→ **Request**
Begin at the line that holds "Extract all readable text from this page." and retype every line through the end of the material, both included. Leave out the pictures.

= = = = =

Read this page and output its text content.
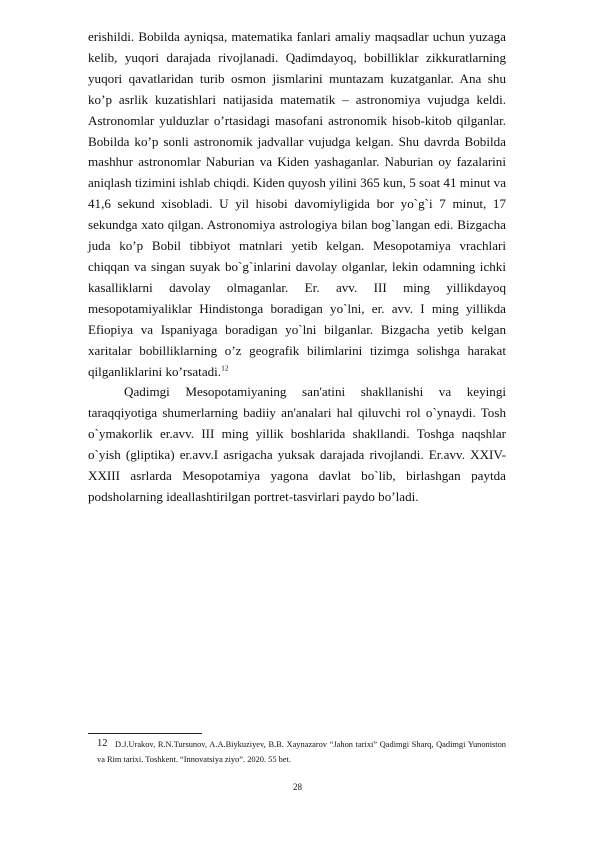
erishildi. Bobilda ayniqsa, matematika fanlari amaliy maqsadlar uchun yuzaga kelib, yuqori darajada rivojlanadi. Qadimdayoq, bobilliklar zikkuratlarning yuqori qavatlaridan turib osmon jismlarini muntazam kuzatganlar. Ana shu ko’p asrlik kuzatishlari natijasida matematik – astronomiya vujudga keldi. Astronomlar yulduzlar o’rtasidagi masofani astronomik hisob-kitob qilganlar. Bobilda ko’p sonli astronomik jadvallar vujudga kelgan. Shu davrda Bobilda mashhur astronomlar Naburian va Kiden yashaganlar. Naburian oy fazalarini aniqlash tizimini ishlab chiqdi. Kiden quyosh yilini 365 kun, 5 soat 41 minut va 41,6 sekund xisobladi. U yil hisobi davomiyligida bor yo`g`i 7 minut, 17 sekundga xato qilgan. Astronomiya astrologiya bilan bog`langan edi. Bizgacha juda ko’p Bobil tibbiyot matnlari yetib kelgan. Mesopotamiya vrachlari chiqqan va singan suyak bo`g`inlarini davolay olganlar, lekin odamning ichki kasalliklarni davolay olmaganlar. Er. avv. III ming yillikdayoq mesopotamiyaliklar Hindistonga boradigan yo`lni, er. avv. I ming yillikda Efiopiya va Ispaniyaga boradigan yo`lni bilganlar. Bizgacha yetib kelgan xaritalar bobilliklarning o’z geografik bilimlarini tizimga solishga harakat qilganliklarini ko’rsatadi.$^{12}$

Qadimgi Mesopotamiyaning san'atini shakllanishi va keyingi taraqqiyotiga shumerlarning badiiy an'analari hal qiluvchi rol o`ynaydi. Tosh o`ymakorlik er.avv. III ming yillik boshlarida shakllandi. Toshga naqshlar o`yish (gliptika) er.avv.I asrigacha yuksak darajada rivojlandi. Er.avv. XXIV- XXIII asrlarda Mesopotamiya yagona davlat bo`lib, birlashgan paytda podsholarning ideallashtirilgan portret-tasvirlari paydo bo’ladi.

12 D.J.Urakov, R.N.Tursunov, A.A.Biykuziyev, B.B. Xaynazarov “Jahon tarixi” Qadimgi Sharq, Qadimgi Yunoniston va Rim tarixi. Toshkent. “Innovatsiya ziyo”. 2020. 55 bet.
28
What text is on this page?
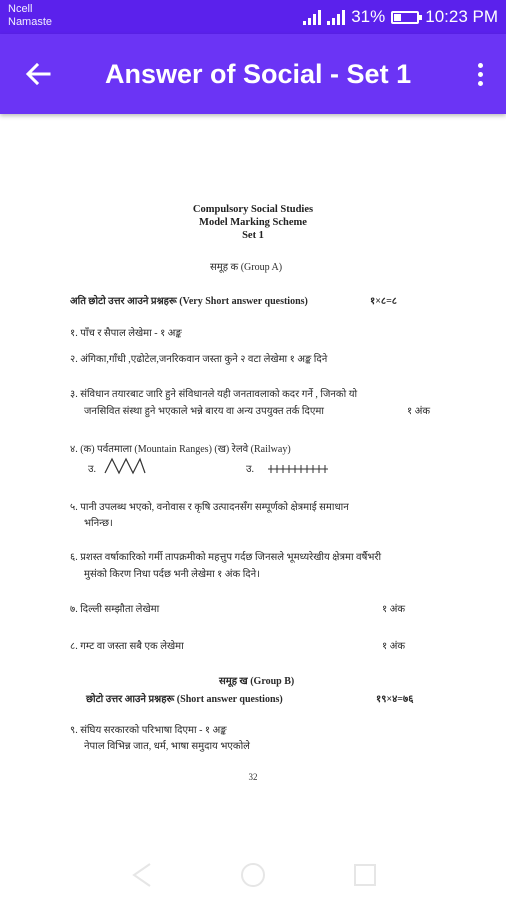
Ncell
Namaste	31% 10:23 PM
Answer of Social - Set 1
Compulsory Social Studies
Model Marking Scheme
Set 1
समूह क (Group A)
अति छोटो उत्तर आउने प्रश्नहरू (Very Short answer questions)	१×८=८
१. पाँच र सैपाल लेखेमा - १ अङ्क
२. अंगिका,गाँधी ,एढोटेल,जनरिकवान जस्ता कुने २ वटा लेखेमा १ अङ्क दिने
३. संविधान तयारबाट जारि हुने संविधानले यही जनतावलाको कदर गर्ने , जिनको यो
जनसिवित संस्था हुने भएकाले भन्ने बारय वा अन्य उपयुक्त तर्क दिएमा	१ अंक
४. (क) पर्वतमाला (Mountain Ranges) (ख) रेलवे (Railway)
उ.	उ.
५. पानी उपलब्ध भएको, वनोवास र कृषि उत्पादनसँग सम्पूर्णको क्षेत्रमाई समाधान
भनिन्छ।
६. प्रशस्त वर्षाकारिको गर्मी तापक्रमीको महत्तुप गर्दछ जिनसले भूमध्यरेखीय क्षेत्रमा वर्षैभरी
मुसंको किरण निधा पर्दछ भनी लेखेमा १ अंक दिने।
७. दिल्ली सम्झौता लेखेमा	१ अंक
८. गम्ट वा जस्ता सबै एक लेखेमा	१ अंक
समूह ख (Group B)
छोटो उत्तर आउने प्रश्नहरू (Short answer questions)	१९×४=७६
९. संघिय सरकारको परिभाषा दिएमा - १ अङ्क
नेपाल विभिन्न जात, धर्म, भाषा समुदाय भएकोले
32
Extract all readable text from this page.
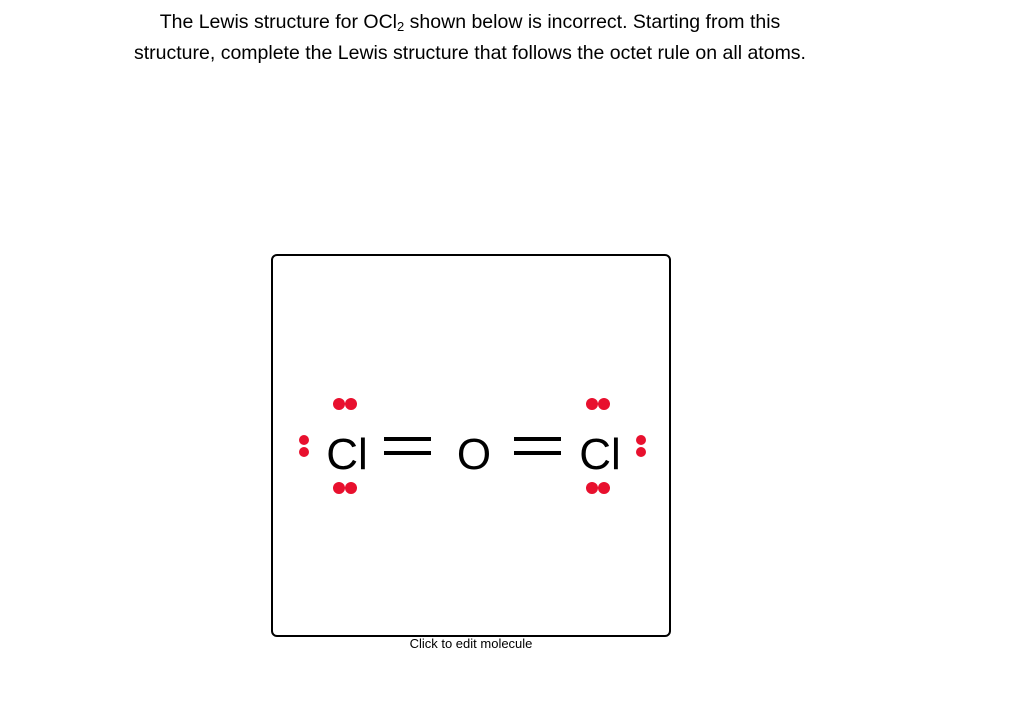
The Lewis structure for OCl$_2$ shown below is incorrect. Starting from this
structure, complete the Lewis structure that follows the octet rule on all atoms.
Cl O Cl
Click to edit molecule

= = = = =

→ **Reply**
Extract all readable text from this page.
The Lewis structure for OCl$_2$ shown below is incorrect. Starting from this
structure, complete the Lewis structure that follows the octet rule on all atoms.
Cl O Cl
Click to edit molecule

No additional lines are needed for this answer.